→ **TO BE DONE**
Extract from the listing each line in which the word "business" appears.

→ **GIVEN ENTRIES**
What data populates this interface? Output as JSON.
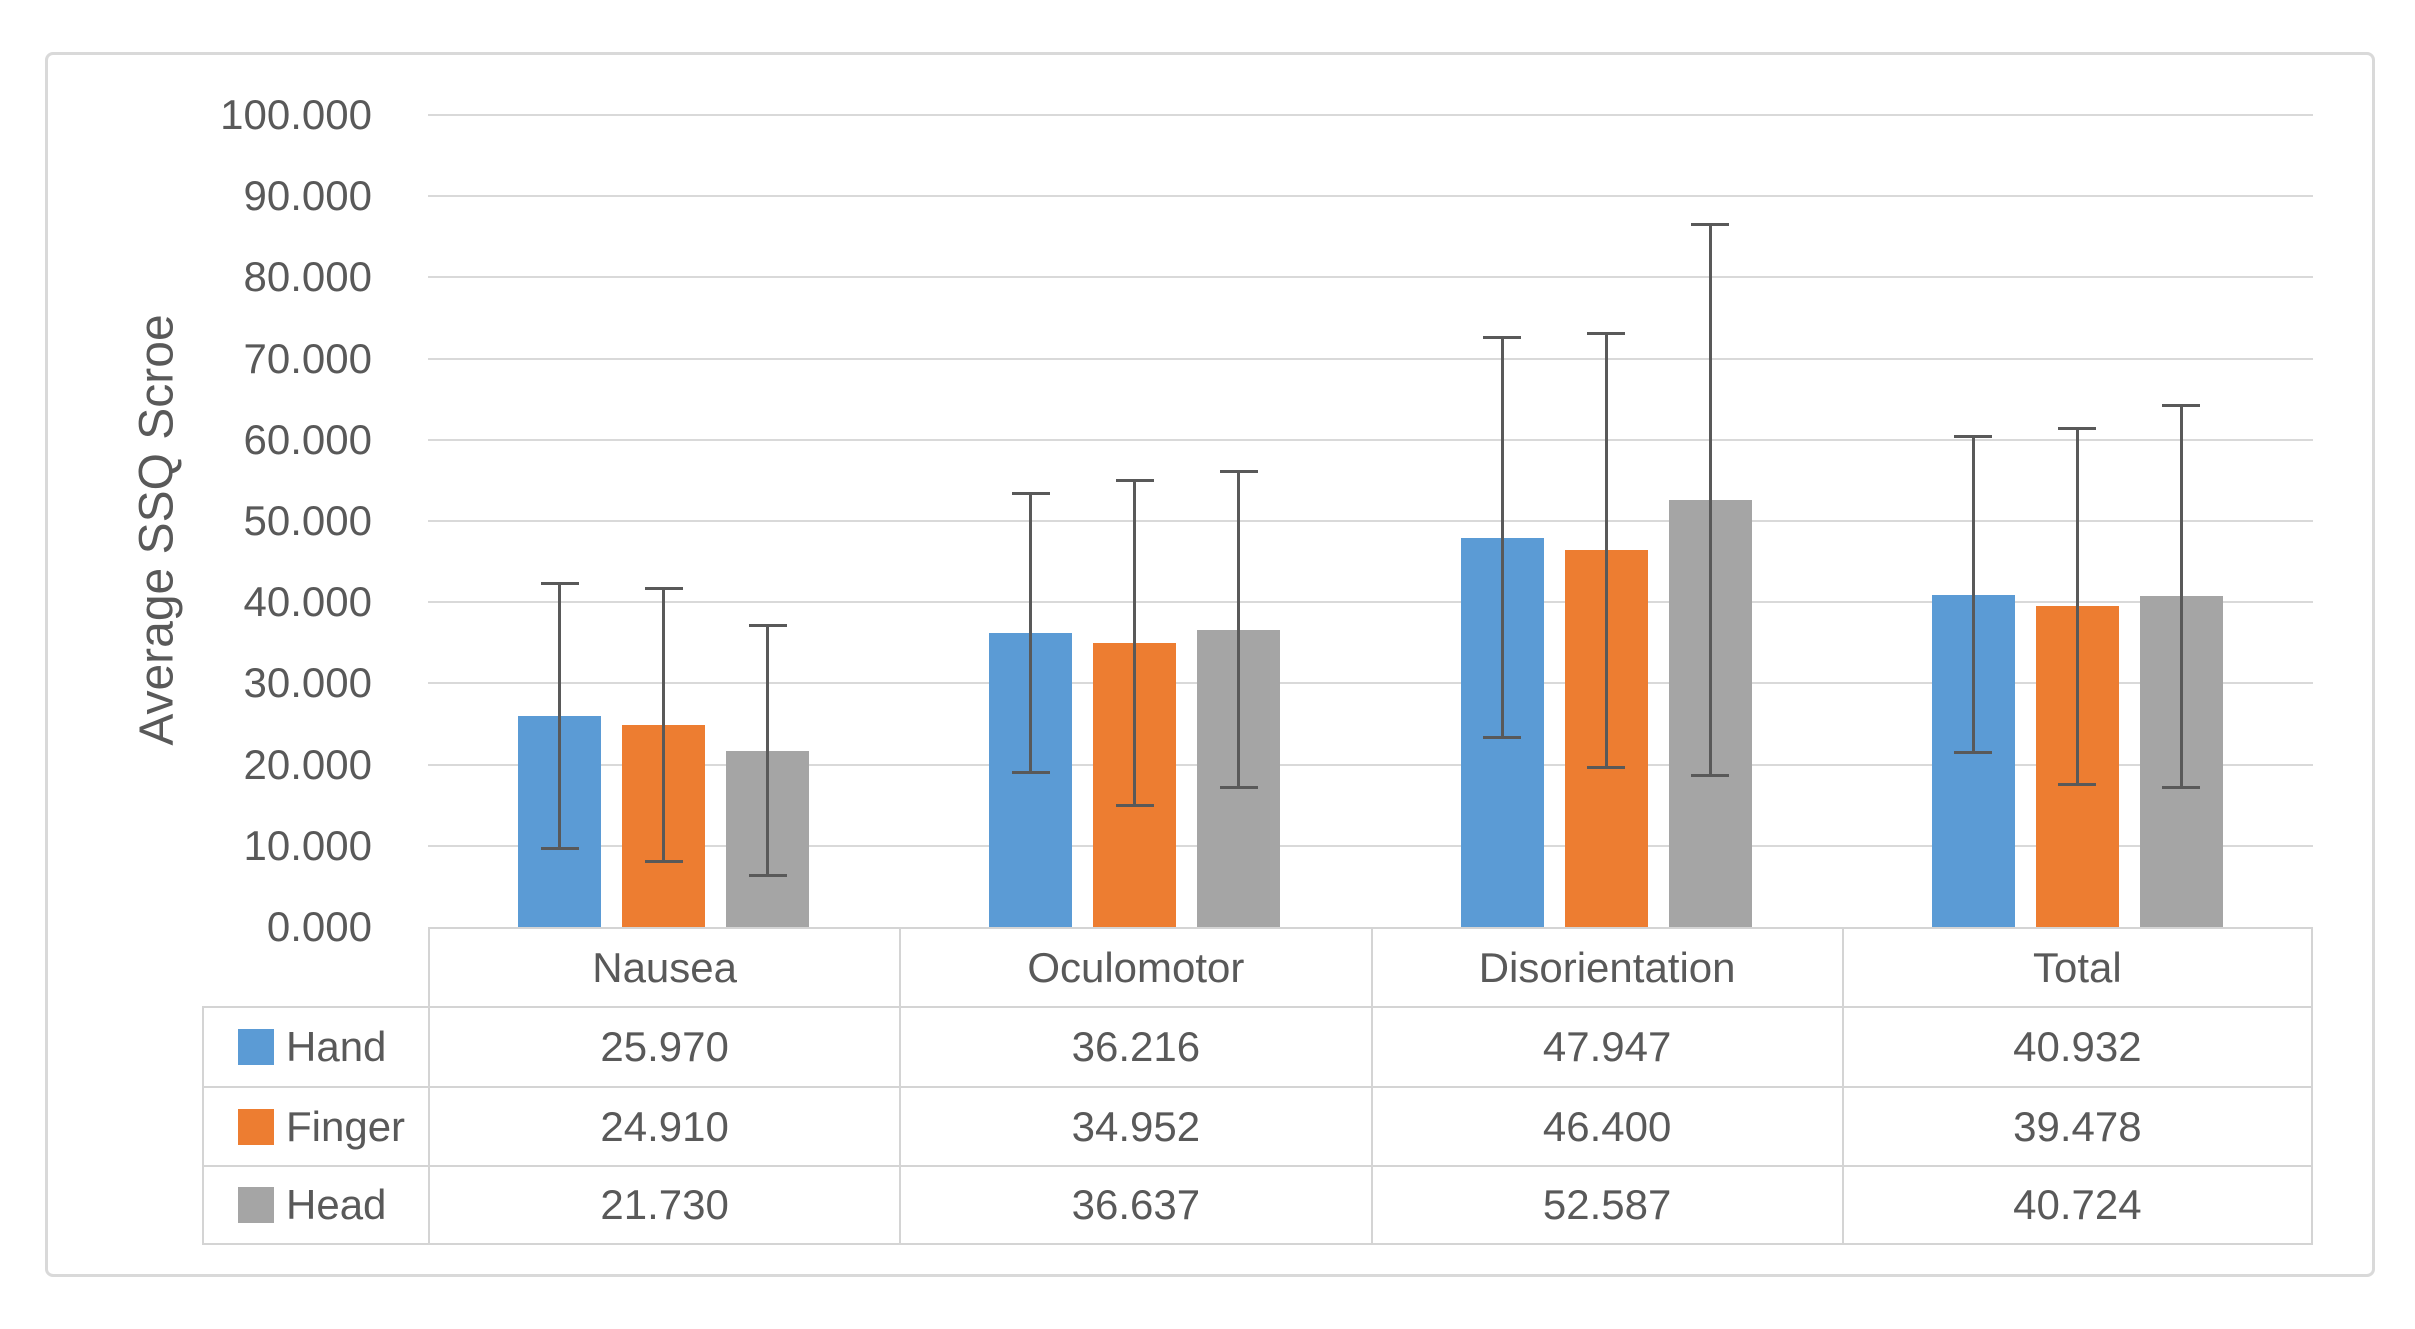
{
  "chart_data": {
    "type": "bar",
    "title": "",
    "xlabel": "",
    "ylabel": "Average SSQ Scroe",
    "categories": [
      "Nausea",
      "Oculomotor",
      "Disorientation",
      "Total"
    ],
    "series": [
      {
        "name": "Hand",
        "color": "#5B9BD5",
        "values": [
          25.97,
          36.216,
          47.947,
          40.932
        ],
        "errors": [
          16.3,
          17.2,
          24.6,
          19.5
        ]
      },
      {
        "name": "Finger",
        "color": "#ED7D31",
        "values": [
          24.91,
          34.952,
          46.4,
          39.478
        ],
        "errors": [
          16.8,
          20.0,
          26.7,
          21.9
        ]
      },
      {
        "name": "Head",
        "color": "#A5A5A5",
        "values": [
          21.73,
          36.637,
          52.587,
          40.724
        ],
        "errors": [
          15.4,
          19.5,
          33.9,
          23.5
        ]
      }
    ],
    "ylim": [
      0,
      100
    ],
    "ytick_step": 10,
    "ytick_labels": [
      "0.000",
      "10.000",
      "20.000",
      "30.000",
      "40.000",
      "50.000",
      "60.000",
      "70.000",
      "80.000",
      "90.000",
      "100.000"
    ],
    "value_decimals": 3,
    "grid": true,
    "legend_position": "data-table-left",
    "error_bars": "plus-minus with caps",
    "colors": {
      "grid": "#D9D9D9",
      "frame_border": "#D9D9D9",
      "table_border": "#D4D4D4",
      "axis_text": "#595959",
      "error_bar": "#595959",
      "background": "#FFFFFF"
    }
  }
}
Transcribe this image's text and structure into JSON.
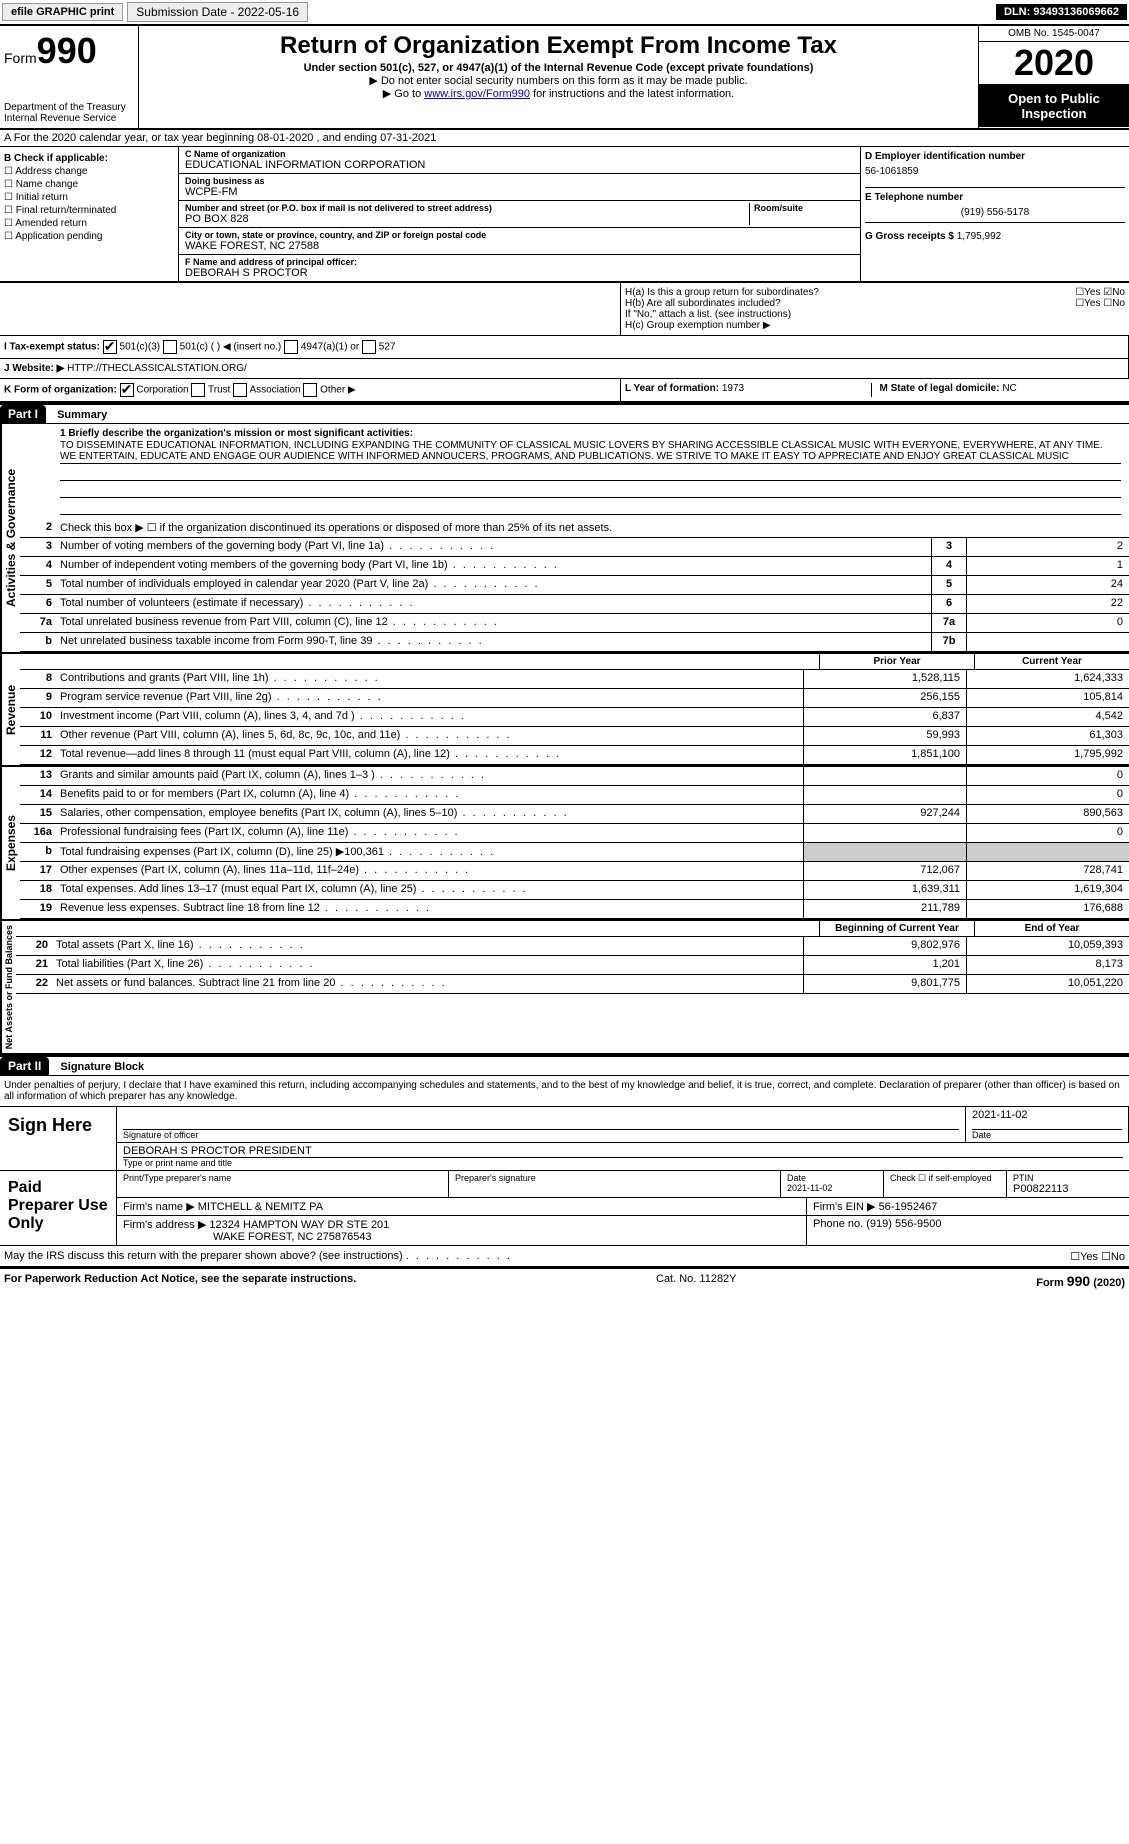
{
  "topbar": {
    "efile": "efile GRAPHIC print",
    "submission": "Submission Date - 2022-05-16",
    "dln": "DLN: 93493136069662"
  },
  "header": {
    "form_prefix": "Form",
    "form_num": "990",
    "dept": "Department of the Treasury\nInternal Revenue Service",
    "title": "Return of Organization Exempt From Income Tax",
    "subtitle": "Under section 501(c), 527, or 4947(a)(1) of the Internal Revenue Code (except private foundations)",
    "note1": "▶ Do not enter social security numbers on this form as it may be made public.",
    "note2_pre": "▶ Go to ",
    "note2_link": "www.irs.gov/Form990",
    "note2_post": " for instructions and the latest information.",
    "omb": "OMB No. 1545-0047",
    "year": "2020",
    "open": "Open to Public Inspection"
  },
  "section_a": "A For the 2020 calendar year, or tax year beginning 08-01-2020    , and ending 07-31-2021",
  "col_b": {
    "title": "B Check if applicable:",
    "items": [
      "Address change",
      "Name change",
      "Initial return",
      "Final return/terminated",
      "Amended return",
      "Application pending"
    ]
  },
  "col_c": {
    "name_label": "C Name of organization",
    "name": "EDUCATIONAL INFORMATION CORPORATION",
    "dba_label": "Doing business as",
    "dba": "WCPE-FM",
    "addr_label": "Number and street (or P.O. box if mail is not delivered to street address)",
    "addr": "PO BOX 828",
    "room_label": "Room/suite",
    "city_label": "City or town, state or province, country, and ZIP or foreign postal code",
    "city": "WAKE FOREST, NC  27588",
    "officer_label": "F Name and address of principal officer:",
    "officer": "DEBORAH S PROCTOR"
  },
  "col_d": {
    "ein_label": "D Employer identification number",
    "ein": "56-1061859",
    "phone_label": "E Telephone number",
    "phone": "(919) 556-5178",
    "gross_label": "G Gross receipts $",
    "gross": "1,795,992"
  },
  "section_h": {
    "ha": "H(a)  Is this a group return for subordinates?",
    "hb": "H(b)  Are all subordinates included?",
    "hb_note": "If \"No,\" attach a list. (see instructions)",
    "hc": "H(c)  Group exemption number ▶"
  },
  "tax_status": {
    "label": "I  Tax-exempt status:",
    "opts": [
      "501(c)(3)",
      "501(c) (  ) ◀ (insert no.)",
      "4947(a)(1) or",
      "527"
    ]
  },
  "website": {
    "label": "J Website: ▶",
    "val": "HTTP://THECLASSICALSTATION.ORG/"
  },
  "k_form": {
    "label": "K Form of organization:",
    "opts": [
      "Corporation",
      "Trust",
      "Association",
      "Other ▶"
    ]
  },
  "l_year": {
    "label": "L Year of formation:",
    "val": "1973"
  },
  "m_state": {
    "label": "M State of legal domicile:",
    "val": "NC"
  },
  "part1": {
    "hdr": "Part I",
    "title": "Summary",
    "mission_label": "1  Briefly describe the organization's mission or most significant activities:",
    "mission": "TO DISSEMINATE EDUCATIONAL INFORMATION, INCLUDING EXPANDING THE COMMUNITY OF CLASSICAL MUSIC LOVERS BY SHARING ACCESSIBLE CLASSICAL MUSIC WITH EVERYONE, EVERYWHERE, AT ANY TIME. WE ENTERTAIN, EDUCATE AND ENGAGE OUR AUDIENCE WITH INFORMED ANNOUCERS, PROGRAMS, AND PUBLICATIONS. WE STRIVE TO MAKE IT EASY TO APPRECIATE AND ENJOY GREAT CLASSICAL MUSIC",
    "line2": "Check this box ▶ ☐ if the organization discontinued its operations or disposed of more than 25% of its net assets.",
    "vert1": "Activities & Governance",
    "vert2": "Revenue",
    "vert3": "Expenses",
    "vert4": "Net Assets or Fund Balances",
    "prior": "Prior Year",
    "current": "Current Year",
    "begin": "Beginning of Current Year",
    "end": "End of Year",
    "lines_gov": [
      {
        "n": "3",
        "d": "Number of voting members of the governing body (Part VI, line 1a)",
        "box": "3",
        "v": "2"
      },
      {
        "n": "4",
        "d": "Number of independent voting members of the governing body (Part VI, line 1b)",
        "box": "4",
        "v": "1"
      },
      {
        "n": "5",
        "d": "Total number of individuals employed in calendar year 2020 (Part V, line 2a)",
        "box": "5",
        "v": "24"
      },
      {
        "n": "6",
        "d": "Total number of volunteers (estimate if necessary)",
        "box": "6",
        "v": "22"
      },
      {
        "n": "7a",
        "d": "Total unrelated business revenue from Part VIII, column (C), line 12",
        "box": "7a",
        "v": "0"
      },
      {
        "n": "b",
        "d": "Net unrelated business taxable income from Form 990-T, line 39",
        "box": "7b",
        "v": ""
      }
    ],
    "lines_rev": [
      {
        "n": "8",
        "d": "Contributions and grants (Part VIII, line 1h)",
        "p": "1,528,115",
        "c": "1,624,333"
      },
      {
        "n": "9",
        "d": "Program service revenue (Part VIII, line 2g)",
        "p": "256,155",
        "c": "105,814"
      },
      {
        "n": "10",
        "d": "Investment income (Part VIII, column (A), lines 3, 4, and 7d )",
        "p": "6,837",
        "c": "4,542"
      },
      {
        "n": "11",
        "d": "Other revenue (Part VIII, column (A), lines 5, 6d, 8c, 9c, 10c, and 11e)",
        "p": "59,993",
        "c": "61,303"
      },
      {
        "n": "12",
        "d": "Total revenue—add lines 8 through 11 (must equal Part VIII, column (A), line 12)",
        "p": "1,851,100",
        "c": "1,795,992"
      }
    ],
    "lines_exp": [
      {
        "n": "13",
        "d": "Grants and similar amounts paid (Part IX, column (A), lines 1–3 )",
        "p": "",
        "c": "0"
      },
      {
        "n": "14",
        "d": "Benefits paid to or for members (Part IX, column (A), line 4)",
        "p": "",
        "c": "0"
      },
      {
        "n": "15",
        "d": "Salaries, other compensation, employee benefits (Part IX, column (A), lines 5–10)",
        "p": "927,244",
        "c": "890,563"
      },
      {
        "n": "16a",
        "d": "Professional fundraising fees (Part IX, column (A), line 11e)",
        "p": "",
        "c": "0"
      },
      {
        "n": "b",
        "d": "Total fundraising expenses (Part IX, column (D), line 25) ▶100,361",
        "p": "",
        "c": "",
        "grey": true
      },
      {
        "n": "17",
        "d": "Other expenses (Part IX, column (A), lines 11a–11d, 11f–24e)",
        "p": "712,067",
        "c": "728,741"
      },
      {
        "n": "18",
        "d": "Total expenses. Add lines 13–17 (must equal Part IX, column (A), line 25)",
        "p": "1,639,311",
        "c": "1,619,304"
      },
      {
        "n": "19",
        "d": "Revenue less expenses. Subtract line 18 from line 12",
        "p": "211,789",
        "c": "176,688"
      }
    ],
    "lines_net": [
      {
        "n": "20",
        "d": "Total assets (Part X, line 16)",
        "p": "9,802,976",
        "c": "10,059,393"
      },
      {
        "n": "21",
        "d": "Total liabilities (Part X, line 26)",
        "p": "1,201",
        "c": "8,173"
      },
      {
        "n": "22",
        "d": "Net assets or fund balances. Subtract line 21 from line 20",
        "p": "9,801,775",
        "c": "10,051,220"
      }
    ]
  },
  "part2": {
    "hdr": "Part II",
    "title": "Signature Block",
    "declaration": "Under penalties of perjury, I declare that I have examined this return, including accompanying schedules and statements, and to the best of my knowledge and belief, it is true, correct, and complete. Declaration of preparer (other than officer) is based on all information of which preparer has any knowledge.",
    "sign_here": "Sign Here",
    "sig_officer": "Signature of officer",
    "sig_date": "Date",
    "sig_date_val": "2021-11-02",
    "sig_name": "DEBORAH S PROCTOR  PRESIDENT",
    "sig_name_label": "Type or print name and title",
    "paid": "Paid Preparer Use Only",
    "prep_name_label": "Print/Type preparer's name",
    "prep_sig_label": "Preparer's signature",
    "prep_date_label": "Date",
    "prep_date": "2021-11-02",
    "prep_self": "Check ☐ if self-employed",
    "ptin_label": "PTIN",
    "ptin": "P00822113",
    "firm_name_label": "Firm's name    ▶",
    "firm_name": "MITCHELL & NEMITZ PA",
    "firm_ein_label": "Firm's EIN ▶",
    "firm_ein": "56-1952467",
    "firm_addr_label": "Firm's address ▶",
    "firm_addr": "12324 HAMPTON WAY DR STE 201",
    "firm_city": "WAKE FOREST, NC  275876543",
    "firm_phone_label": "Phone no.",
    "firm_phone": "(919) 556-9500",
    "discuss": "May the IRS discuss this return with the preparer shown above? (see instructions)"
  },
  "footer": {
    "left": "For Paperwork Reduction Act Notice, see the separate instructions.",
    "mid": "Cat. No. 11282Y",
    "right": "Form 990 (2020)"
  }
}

→ **ANSWER FOR THE TASK**
    "dba_label": "Doing business as",
        "d": "Total unrelated business revenue from Part VIII, column (C), line 12",
        "d": "Net unrelated business taxable income from Form 990-T, line 39",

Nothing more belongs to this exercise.